WORK TO BE COMPLETED: Find the lines that hold the word "uranium" and return them.

────────────────────────────────────────

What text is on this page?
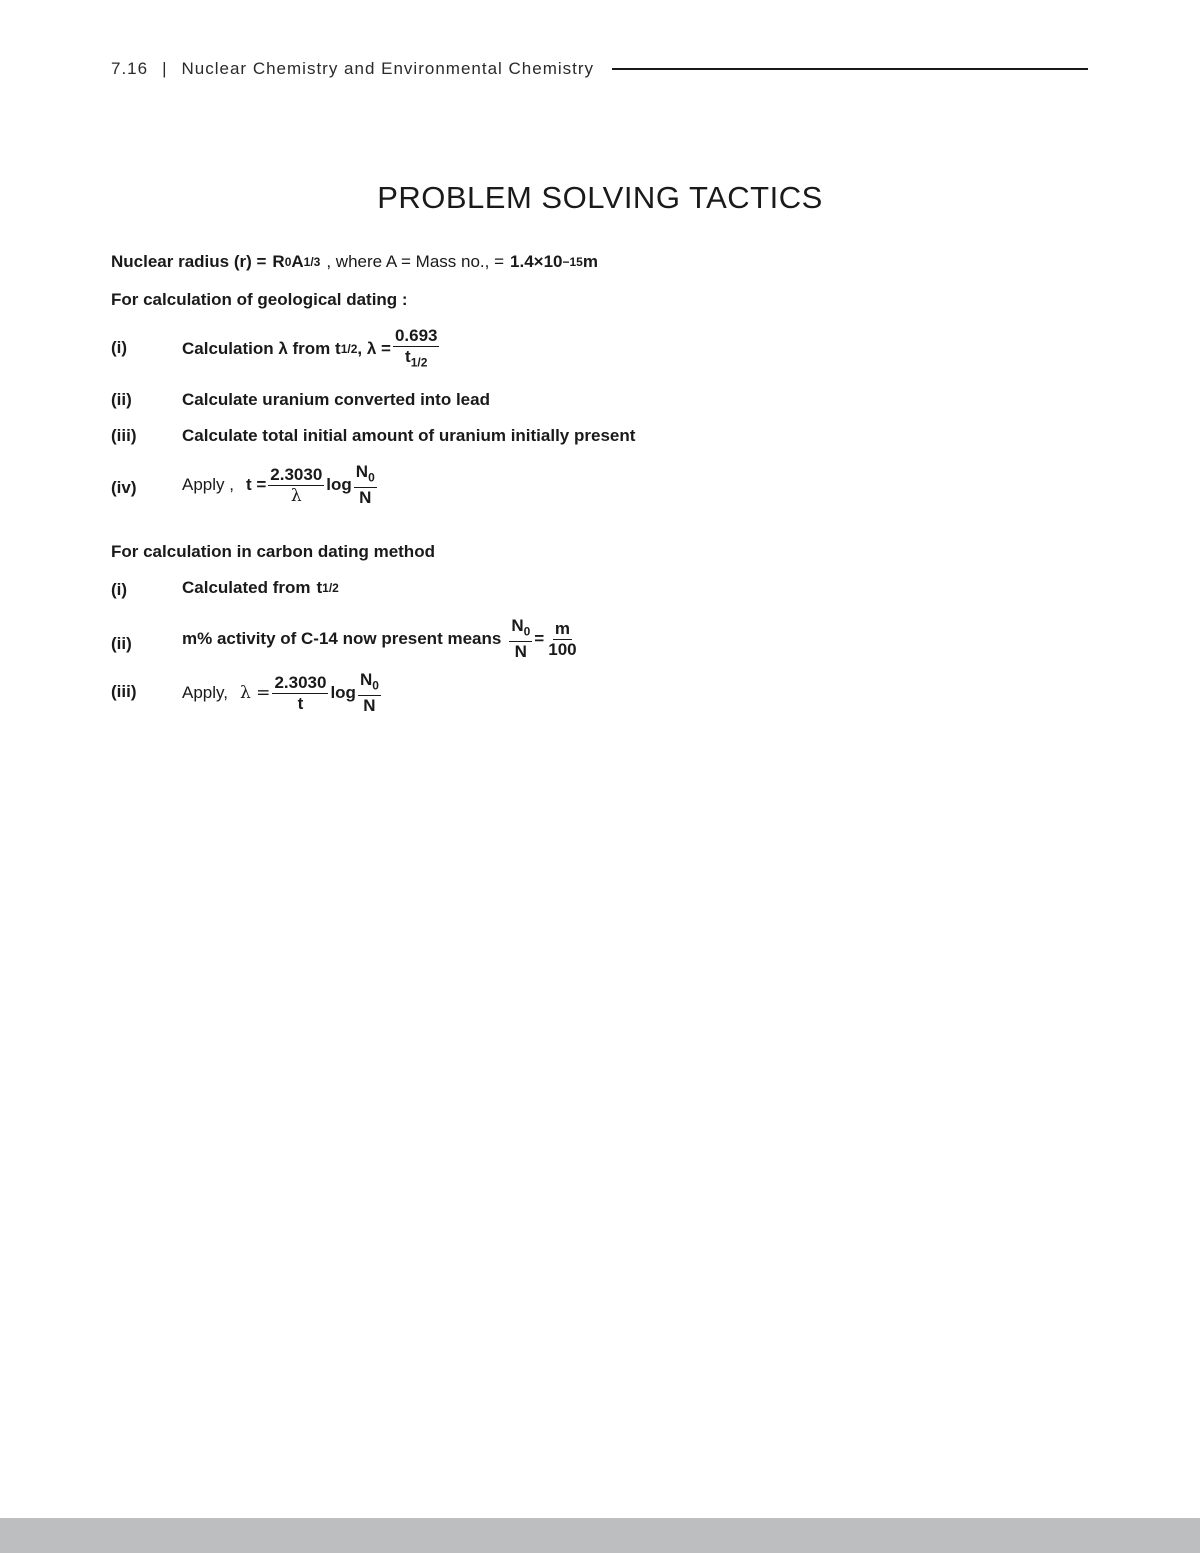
7.16 | Nuclear Chemistry and Environmental Chemistry
PROBLEM SOLVING TACTICS
Nuclear radius (r) = R 0 A 1/3 , where A = Mass no., = 1.4×10 −15 m
For calculation of geological dating :
(i)	Calculation λ from t 1/2 , $\lambda = \frac{0.693}{t_{1/2}}$
(ii)	Calculate uranium converted into lead
(iii)	Calculate total initial amount of uranium initially present
(iv)	Apply , $t = \frac{2.3030}{\lambda}$ $\log \frac{N_0}{N}$
For calculation in carbon dating method
(i)	Calculated from t 1/2
(ii)	m% activity of C-14 now present means $\frac{N_0}{N} = \frac{m}{100}$
(iii)	Apply, $\lambda = \frac{2.3030}{t}$ $\log \frac{N_0}{N}$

────────────────────────────────────────

CORRECT ANSWER:
(ii)	Calculate uranium converted into lead
(iii)	Calculate total initial amount of uranium initially present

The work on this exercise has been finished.